• [Exercise brief] Switch every "Log out" to "Sign out" in the rows from the start of the records through the line containing "page-title: Config Service", and give only those lines again with nothing else changed.

═══ Provided records ═══

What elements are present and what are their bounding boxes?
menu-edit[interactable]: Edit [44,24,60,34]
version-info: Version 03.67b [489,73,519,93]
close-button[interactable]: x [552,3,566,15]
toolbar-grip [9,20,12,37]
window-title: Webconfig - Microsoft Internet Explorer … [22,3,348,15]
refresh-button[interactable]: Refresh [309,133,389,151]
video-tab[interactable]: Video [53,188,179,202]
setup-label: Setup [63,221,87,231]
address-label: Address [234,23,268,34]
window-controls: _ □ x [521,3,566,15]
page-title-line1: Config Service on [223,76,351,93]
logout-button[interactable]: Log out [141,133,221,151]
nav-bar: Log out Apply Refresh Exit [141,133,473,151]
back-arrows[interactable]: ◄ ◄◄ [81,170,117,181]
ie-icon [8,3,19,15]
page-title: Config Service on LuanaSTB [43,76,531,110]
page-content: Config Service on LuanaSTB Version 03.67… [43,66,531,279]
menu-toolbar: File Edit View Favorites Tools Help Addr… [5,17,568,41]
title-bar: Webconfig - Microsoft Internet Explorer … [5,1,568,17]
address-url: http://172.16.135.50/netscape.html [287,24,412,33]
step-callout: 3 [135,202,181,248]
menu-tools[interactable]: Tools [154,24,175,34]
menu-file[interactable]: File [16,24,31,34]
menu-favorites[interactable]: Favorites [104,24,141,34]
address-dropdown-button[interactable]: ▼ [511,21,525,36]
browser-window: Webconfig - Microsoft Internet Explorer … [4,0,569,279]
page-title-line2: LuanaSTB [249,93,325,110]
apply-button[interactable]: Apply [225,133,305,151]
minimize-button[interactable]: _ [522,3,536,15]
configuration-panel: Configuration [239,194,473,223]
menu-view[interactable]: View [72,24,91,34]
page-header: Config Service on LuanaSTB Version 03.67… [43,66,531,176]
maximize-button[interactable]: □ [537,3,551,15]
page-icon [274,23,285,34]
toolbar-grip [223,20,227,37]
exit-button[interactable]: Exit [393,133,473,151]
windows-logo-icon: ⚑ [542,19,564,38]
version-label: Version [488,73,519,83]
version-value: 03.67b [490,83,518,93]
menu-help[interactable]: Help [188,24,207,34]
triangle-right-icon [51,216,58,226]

═══

• [Result of the task]
What elements are present and what are their bounding boxes?
menu-edit[interactable]: Edit [44,24,60,34]
version-info: Version 03.67b [489,73,519,93]
close-button[interactable]: x [552,3,566,15]
toolbar-grip [9,20,12,37]
window-title: Webconfig - Microsoft Internet Explorer … [22,3,348,15]
refresh-button[interactable]: Refresh [309,133,389,151]
video-tab[interactable]: Video [53,188,179,202]
setup-label: Setup [63,221,87,231]
address-label: Address [234,23,268,34]
window-controls: _ □ x [521,3,566,15]
page-title-line1: Config Service on [223,76,351,93]
logout-button[interactable]: Sign out [141,133,221,151]
nav-bar: Sign out Apply Refresh Exit [141,133,473,151]
back-arrows[interactable]: ◄ ◄◄ [81,170,117,181]
ie-icon [8,3,19,15]
page-title: Config Service on LuanaSTB [43,76,531,110]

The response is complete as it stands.